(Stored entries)
┄┄┄┄┄┄
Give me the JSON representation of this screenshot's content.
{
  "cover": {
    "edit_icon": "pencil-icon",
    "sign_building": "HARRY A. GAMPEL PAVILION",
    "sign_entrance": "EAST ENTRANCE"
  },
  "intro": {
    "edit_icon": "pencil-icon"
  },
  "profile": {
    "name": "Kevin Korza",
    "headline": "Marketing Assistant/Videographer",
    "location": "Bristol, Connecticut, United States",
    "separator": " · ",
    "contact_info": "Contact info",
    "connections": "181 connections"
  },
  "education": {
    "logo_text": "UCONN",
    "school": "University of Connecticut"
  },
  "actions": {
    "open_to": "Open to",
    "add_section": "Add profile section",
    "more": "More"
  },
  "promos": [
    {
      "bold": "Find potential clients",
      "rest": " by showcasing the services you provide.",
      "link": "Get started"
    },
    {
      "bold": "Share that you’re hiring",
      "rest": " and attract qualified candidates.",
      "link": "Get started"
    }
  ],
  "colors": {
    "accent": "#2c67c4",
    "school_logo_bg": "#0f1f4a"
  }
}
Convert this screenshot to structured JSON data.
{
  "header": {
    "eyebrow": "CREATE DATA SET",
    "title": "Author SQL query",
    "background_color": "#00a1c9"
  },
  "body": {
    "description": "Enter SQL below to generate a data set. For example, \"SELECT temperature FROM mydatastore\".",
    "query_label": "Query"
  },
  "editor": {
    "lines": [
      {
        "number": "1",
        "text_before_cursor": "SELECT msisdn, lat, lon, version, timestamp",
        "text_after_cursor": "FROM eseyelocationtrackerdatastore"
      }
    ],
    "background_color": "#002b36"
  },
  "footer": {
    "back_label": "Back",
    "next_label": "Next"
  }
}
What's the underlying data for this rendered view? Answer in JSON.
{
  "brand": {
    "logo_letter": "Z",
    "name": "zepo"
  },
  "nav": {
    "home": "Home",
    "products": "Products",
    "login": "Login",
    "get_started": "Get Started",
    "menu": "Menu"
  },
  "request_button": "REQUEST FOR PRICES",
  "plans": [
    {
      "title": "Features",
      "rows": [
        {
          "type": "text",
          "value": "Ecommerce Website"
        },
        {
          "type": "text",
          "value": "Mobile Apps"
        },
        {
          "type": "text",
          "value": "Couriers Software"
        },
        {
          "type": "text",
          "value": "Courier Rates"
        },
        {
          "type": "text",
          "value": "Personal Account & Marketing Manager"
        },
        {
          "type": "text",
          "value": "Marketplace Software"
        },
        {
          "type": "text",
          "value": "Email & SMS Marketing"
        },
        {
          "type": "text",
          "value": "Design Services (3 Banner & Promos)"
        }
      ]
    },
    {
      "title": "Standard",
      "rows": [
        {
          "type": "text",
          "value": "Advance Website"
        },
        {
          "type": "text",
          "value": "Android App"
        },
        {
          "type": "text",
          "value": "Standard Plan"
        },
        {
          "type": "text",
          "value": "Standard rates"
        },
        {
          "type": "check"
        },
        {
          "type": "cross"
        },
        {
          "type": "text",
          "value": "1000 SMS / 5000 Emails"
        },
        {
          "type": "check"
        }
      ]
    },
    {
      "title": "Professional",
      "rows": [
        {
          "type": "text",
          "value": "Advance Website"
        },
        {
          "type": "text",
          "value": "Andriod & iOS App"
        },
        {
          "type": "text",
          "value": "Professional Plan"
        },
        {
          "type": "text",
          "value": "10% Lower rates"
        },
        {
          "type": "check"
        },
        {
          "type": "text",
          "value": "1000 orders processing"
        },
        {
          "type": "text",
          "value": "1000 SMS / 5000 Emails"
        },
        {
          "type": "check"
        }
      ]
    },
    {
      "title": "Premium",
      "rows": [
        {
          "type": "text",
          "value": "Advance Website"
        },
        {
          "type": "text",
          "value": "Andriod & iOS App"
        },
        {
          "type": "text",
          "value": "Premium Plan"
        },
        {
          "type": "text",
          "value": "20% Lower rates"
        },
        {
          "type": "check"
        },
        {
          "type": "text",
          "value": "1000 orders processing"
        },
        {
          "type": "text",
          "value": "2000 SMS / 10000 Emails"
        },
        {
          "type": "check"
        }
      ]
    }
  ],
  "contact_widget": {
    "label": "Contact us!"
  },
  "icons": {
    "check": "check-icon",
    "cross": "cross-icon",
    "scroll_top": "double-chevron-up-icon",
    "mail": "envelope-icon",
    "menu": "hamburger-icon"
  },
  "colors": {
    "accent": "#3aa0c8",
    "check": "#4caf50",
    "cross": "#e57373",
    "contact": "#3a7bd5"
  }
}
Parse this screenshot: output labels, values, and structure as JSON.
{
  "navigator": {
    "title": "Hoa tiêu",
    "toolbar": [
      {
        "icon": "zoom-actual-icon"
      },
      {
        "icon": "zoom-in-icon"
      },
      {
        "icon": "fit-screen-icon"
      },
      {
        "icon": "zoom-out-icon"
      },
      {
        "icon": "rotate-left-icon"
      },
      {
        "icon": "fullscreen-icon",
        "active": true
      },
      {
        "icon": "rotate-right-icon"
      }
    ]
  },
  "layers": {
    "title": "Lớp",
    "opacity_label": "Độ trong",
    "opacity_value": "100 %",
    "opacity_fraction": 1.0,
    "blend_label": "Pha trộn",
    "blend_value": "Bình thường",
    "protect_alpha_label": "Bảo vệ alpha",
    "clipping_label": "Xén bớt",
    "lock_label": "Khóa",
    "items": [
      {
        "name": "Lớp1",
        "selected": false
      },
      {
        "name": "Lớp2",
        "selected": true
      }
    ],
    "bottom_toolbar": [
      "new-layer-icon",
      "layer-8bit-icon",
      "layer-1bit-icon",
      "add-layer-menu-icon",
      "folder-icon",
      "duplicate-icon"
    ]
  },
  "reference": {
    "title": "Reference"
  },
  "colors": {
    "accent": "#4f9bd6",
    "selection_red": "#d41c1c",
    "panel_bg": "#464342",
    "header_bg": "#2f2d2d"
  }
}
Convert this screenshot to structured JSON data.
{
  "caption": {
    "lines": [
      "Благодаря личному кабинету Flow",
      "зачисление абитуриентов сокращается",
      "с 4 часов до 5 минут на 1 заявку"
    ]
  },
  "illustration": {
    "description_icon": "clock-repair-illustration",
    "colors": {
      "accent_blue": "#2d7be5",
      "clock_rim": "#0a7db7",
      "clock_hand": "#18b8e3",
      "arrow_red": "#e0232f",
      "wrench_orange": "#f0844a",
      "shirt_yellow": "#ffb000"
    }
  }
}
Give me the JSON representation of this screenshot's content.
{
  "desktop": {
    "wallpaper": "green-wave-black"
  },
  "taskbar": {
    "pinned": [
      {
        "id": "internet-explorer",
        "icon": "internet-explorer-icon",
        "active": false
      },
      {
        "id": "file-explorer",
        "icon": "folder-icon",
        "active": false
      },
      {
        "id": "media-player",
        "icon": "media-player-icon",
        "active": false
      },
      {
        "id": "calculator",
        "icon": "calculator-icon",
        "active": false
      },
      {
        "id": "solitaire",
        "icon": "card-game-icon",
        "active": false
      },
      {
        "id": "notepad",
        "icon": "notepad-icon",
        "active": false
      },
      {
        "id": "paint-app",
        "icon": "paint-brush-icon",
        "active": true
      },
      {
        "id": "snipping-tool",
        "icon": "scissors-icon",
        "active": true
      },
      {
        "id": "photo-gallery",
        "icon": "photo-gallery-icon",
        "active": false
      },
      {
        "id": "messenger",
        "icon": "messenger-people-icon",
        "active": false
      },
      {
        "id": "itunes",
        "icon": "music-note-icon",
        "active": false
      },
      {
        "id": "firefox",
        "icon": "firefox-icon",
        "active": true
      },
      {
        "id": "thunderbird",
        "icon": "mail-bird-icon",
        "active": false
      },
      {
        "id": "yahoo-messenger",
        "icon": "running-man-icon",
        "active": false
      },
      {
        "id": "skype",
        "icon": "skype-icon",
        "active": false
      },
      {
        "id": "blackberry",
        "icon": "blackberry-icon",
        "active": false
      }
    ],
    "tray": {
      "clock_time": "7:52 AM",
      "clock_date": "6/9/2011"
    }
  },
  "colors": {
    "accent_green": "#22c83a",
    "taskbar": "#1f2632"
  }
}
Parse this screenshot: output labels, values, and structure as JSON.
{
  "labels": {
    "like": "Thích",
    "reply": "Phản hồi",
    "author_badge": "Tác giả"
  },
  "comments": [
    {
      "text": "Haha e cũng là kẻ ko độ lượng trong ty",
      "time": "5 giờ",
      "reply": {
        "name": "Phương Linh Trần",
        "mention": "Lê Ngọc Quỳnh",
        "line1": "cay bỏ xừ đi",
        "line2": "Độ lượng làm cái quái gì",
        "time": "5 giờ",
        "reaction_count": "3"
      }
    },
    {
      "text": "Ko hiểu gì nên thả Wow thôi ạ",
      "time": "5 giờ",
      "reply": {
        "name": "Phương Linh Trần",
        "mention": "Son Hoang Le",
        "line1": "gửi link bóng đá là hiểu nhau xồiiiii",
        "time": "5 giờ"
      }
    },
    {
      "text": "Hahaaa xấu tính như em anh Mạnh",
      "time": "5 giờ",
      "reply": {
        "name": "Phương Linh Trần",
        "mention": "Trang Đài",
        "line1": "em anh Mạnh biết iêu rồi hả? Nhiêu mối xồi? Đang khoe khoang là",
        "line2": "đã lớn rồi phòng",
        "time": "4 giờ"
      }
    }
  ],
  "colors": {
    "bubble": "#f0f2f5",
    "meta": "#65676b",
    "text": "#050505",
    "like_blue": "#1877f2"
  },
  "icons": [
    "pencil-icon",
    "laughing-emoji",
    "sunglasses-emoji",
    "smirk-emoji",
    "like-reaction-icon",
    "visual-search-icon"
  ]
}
┄┄┄┄┄┄
# PROBLEM STATEMENT
Write out every line of the data that holds the word "Lower".

# CORRECT ANSWER
          "value": "10% Lower rates"
          "value": "20% Lower rates"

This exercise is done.